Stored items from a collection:

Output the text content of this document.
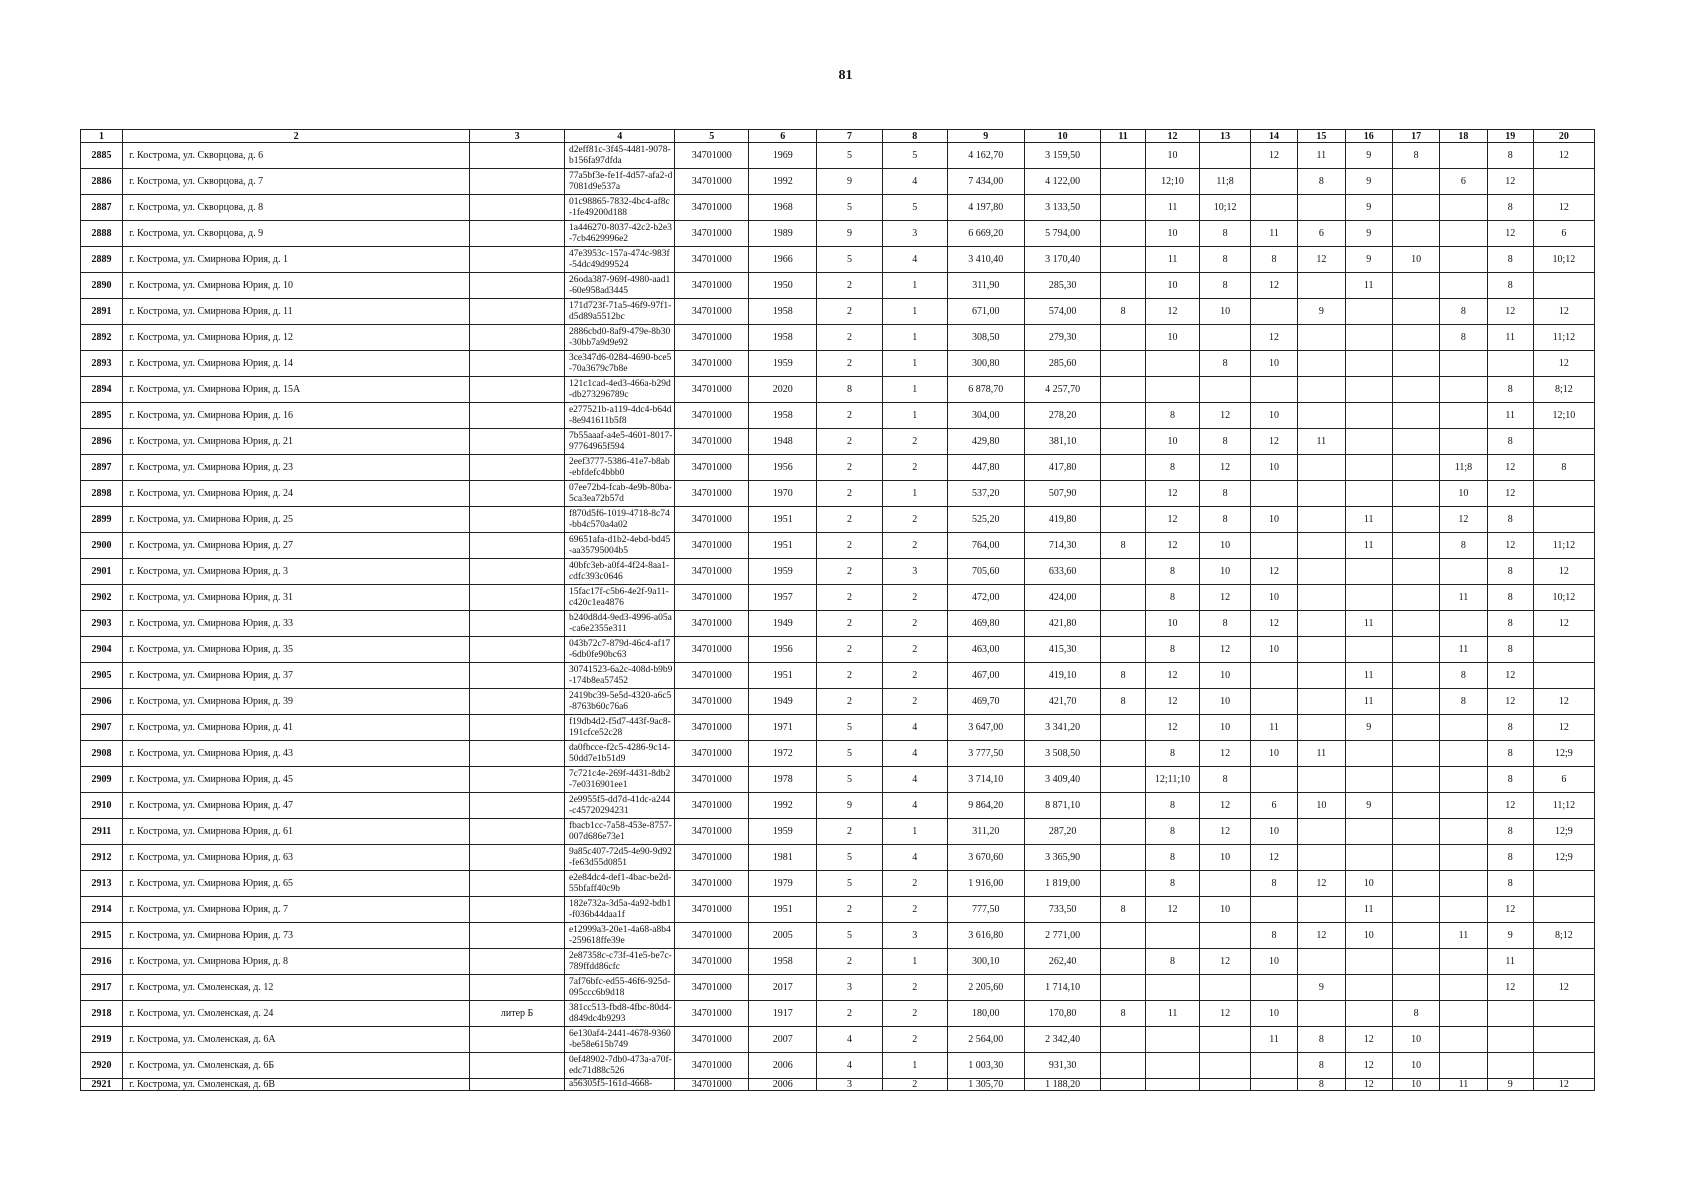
81
1	2	3	4	5	6	7	8	9	10	11	12	13	14	15	16	17	18	19	20
2885	г. Кострома, ул. Скворцова, д. 6		d2eff81c-3f45-4481-9078-b156fa97dfda	34701000	1969	5	5	4 162,70	3 159,50		10		12	11	9	8		8	12
2886	г. Кострома, ул. Скворцова, д. 7		77a5bf3e-fe1f-4d57-afa2-d7081d9e537a	34701000	1992	9	4	7 434,00	4 122,00		12;10	11;8		8	9		6	12	
2887	г. Кострома, ул. Скворцова, д. 8		01c98865-7832-4bc4-af8c-1fe49200d188	34701000	1968	5	5	4 197,80	3 133,50		11	10;12			9			8	12
2888	г. Кострома, ул. Скворцова, д. 9		1a446270-8037-42c2-b2e3-7cb4629996e2	34701000	1989	9	3	6 669,20	5 794,00		10	8	11	6	9			12	6
2889	г. Кострома, ул. Смирнова Юрия, д. 1		47e3953c-157a-474c-983f-54dc49d99524	34701000	1966	5	4	3 410,40	3 170,40		11	8	8	12	9	10		8	10;12
2890	г. Кострома, ул. Смирнова Юрия, д. 10		26oda387-969f-4980-aad1-60e958ad3445	34701000	1950	2	1	311,90	285,30		10	8	12		11			8	
2891	г. Кострома, ул. Смирнова Юрия, д. 11		171d723f-71a5-46f9-97f1-d5d89a5512bc	34701000	1958	2	1	671,00	574,00	8	12	10		9			8	12	12
2892	г. Кострома, ул. Смирнова Юрия, д. 12		2886cbd0-8af9-479e-8b30-30bb7a9d9e92	34701000	1958	2	1	308,50	279,30		10		12				8	11	11;12
2893	г. Кострома, ул. Смирнова Юрия, д. 14		3ce347d6-0284-4690-bce5-70a3679c7b8e	34701000	1959	2	1	300,80	285,60			8	10						12
2894	г. Кострома, ул. Смирнова Юрия, д. 15А		121c1cad-4ed3-466a-b29d-db273296789c	34701000	2020	8	1	6 878,70	4 257,70									8	8;12
2895	г. Кострома, ул. Смирнова Юрия, д. 16		e277521b-a119-4dc4-b64d-8e941611b5f8	34701000	1958	2	1	304,00	278,20		8	12	10					11	12;10
2896	г. Кострома, ул. Смирнова Юрия, д. 21		7b55aaaf-a4e5-4601-8017-97764965f594	34701000	1948	2	2	429,80	381,10		10	8	12	11				8	
2897	г. Кострома, ул. Смирнова Юрия, д. 23		2eef3777-5386-41e7-b8ab-ebfdefc4bbb0	34701000	1956	2	2	447,80	417,80		8	12	10				11;8	12	8
2898	г. Кострома, ул. Смирнова Юрия, д. 24		07ee72b4-fcab-4e9b-80ba-5ca3ea72b57d	34701000	1970	2	1	537,20	507,90		12	8					10	12	
2899	г. Кострома, ул. Смирнова Юрия, д. 25		f870d5f6-1019-4718-8c74-bb4c570a4a02	34701000	1951	2	2	525,20	419,80		12	8	10		11		12	8	
2900	г. Кострома, ул. Смирнова Юрия, д. 27		69651afa-d1b2-4ebd-bd45-aa35795004b5	34701000	1951	2	2	764,00	714,30	8	12	10			11		8	12	11;12
2901	г. Кострома, ул. Смирнова Юрия, д. 3		40bfc3eb-a0f4-4f24-8aa1-cdfc393c0646	34701000	1959	2	3	705,60	633,60		8	10	12					8	12
2902	г. Кострома, ул. Смирнова Юрия, д. 31		15fac17f-c5b6-4e2f-9a11-c420c1ea4876	34701000	1957	2	2	472,00	424,00		8	12	10				11	8	10;12
2903	г. Кострома, ул. Смирнова Юрия, д. 33		b240d8d4-9ed3-4996-a05a-ca6e2355e311	34701000	1949	2	2	469,80	421,80		10	8	12		11			8	12
2904	г. Кострома, ул. Смирнова Юрия, д. 35		043b72c7-879d-46c4-af17-6db0fe90bc63	34701000	1956	2	2	463,00	415,30		8	12	10				11	8	
2905	г. Кострома, ул. Смирнова Юрия, д. 37		30741523-6a2c-408d-b9b9-174b8ea57452	34701000	1951	2	2	467,00	419,10	8	12	10			11		8	12	
2906	г. Кострома, ул. Смирнова Юрия, д. 39		2419bc39-5e5d-4320-a6c5-8763b60c76a6	34701000	1949	2	2	469,70	421,70	8	12	10			11		8	12	12
2907	г. Кострома, ул. Смирнова Юрия, д. 41		f19db4d2-f5d7-443f-9ac8-191cfce52c28	34701000	1971	5	4	3 647,00	3 341,20		12	10	11		9			8	12
2908	г. Кострома, ул. Смирнова Юрия, д. 43		da0fbcce-f2c5-4286-9c14-50dd7e1b51d9	34701000	1972	5	4	3 777,50	3 508,50		8	12	10	11				8	12;9
2909	г. Кострома, ул. Смирнова Юрия, д. 45		7c721c4e-269f-4431-8db2-7e0316901ee1	34701000	1978	5	4	3 714,10	3 409,40		12;11;10	8						8	6
2910	г. Кострома, ул. Смирнова Юрия, д. 47		2e9955f5-dd7d-41dc-a244-c45720294231	34701000	1992	9	4	9 864,20	8 871,10		8	12	6	10	9			12	11;12
2911	г. Кострома, ул. Смирнова Юрия, д. 61		fbacb1cc-7a58-453e-8757-007d686e73e1	34701000	1959	2	1	311,20	287,20		8	12	10					8	12;9
2912	г. Кострома, ул. Смирнова Юрия, д. 63		9a85c407-72d5-4e90-9d92-fe63d55d0851	34701000	1981	5	4	3 670,60	3 365,90		8	10	12					8	12;9
2913	г. Кострома, ул. Смирнова Юрия, д. 65		e2e84dc4-def1-4bac-be2d-55bfaff40c9b	34701000	1979	5	2	1 916,00	1 819,00		8		8	12	10			8	
2914	г. Кострома, ул. Смирнова Юрия, д. 7		182e732a-3d5a-4a92-bdb1-f036b44daa1f	34701000	1951	2	2	777,50	733,50	8	12	10			11			12	
2915	г. Кострома, ул. Смирнова Юрия, д. 73		e12999a3-20e1-4a68-a8b4-259618ffe39e	34701000	2005	5	3	3 616,80	2 771,00				8	12	10		11	9	8;12
2916	г. Кострома, ул. Смирнова Юрия, д. 8		2e87358c-c73f-41e5-be7c-789ffdd86cfc	34701000	1958	2	1	300,10	262,40		8	12	10					11	
2917	г. Кострома, ул. Смоленская, д. 12		7af76bfc-ed55-46f6-925d-095ccc6b9d18	34701000	2017	3	2	2 205,60	1 714,10					9				12	12
2918	г. Кострома, ул. Смоленская, д. 24	литер Б	381cc513-fbd8-4fbc-80d4-d849dc4b9293	34701000	1917	2	2	180,00	170,80	8	11	12	10			8			
2919	г. Кострома, ул. Смоленская, д. 6А		6e130af4-2441-4678-9360-be58e615b749	34701000	2007	4	2	2 564,00	2 342,40				11	8	12	10			
2920	г. Кострома, ул. Смоленская, д. 6Б		0ef48902-7db0-473a-a70f-edc71d88c526	34701000	2006	4	1	1 003,30	931,30					8	12	10			
2921	г. Кострома, ул. Смоленская, д. 6В		a56305f5-161d-4668-	34701000	2006	3	2	1 305,70	1 188,20					8	12	10	11	9	12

WHAT THE EXERCISE ASKS:
Of the lines above, how many hold the string "Скворцова"? Answer with only the number.

EXERCISE SOLUTION:
4